## Data excerpts
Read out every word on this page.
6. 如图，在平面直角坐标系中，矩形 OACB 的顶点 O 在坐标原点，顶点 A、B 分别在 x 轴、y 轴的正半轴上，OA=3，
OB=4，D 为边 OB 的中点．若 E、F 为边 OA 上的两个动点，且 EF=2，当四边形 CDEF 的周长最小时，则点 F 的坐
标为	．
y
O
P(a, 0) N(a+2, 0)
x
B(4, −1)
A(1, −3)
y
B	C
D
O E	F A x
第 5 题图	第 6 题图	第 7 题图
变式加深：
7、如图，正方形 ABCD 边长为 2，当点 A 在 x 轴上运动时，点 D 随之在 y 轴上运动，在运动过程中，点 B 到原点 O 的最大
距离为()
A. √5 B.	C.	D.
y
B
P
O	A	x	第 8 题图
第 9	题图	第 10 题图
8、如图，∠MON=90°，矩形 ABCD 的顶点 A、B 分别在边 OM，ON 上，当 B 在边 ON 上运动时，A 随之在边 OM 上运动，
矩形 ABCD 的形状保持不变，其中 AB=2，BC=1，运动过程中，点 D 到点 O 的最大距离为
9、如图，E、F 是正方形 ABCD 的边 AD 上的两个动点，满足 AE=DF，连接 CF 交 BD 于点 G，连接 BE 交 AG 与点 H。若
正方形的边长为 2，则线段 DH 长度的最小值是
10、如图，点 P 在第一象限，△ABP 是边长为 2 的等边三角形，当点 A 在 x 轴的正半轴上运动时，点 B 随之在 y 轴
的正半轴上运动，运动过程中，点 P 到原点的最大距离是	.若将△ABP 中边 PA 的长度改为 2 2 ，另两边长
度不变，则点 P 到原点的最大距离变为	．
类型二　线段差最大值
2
---
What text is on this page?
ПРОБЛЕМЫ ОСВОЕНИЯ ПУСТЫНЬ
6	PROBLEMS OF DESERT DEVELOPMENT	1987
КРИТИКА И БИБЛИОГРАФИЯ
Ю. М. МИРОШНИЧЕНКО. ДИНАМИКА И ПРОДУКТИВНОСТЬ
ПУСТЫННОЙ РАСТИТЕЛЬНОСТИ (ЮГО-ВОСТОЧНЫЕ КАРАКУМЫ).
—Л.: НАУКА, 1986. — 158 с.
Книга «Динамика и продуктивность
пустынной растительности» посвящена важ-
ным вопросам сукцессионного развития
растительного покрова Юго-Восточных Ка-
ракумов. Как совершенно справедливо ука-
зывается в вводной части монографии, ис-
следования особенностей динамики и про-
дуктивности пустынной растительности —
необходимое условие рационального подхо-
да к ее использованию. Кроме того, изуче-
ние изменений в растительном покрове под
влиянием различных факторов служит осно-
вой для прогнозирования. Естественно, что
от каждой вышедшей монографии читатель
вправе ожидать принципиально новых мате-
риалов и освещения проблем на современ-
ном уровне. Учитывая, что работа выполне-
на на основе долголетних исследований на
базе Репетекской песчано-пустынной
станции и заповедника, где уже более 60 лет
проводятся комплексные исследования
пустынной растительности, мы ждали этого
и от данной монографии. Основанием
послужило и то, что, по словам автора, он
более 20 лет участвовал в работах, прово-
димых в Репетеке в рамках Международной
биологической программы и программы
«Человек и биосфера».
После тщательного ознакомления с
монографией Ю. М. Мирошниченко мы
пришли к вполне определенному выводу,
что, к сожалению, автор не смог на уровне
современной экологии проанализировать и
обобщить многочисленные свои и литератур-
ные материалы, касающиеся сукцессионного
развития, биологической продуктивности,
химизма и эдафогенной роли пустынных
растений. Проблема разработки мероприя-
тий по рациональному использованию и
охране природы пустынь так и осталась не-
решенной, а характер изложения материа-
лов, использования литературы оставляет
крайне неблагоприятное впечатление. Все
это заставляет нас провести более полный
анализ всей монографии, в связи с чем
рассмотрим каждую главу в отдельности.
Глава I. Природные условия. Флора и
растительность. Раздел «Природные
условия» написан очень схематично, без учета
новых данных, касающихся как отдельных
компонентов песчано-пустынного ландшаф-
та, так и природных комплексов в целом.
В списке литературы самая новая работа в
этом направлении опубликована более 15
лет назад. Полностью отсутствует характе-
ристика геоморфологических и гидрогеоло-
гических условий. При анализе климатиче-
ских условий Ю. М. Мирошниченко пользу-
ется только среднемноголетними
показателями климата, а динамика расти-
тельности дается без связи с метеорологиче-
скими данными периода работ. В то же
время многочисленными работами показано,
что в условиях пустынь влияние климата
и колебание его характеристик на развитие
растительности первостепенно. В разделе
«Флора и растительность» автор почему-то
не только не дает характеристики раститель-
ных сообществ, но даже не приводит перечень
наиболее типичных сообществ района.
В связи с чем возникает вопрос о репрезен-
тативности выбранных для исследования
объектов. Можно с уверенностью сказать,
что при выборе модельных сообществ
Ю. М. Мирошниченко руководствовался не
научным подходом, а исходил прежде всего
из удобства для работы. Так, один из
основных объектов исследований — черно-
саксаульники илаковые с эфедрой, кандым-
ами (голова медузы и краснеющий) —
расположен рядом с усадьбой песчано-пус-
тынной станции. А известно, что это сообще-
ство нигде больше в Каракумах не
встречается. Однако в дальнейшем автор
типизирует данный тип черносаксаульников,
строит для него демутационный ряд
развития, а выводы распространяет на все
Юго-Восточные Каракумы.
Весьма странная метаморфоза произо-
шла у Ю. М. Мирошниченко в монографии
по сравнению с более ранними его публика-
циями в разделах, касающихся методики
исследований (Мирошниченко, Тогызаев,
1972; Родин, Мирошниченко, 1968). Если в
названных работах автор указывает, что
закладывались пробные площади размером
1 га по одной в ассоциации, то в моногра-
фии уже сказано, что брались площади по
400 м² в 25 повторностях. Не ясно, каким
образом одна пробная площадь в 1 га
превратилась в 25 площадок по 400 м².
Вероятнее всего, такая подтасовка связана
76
==
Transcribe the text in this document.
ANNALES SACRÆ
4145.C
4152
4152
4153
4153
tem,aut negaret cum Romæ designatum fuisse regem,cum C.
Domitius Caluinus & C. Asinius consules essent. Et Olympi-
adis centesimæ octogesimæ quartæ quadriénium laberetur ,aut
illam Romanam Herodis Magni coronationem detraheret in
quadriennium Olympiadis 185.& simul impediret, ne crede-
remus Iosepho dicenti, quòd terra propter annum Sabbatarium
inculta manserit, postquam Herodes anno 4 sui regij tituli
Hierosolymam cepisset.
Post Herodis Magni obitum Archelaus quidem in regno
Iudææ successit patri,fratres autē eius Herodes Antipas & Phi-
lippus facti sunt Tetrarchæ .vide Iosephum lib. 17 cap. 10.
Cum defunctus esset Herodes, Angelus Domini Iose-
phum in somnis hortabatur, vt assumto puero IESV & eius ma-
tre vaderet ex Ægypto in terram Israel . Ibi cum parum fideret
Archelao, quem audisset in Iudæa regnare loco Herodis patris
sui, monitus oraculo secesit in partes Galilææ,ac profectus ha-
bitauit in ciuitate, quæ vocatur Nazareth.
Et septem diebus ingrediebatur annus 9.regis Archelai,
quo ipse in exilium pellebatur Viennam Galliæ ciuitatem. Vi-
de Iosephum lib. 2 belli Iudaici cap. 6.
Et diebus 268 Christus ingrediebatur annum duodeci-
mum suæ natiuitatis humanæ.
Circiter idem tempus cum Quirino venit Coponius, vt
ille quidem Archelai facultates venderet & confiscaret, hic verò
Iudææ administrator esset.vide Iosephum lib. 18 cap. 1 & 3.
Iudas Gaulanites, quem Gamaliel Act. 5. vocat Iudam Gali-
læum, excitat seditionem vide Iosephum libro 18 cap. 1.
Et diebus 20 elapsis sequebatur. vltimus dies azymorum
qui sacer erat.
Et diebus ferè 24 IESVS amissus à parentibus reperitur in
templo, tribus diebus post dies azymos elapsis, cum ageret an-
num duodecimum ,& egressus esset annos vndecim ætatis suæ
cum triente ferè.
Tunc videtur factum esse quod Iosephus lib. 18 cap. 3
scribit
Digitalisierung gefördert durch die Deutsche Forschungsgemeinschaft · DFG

## Work to be completed
Find the word "Herodes" in the records and pull out each line that has it.

## Solution for this exercise
inculta manserit, postquam Herodes anno 4 sui regij tituli
Iudææ successit patri,fratres autē eius Herodes Antipas & Phi-
Cum defunctus esset Herodes, Angelus Domini Iose-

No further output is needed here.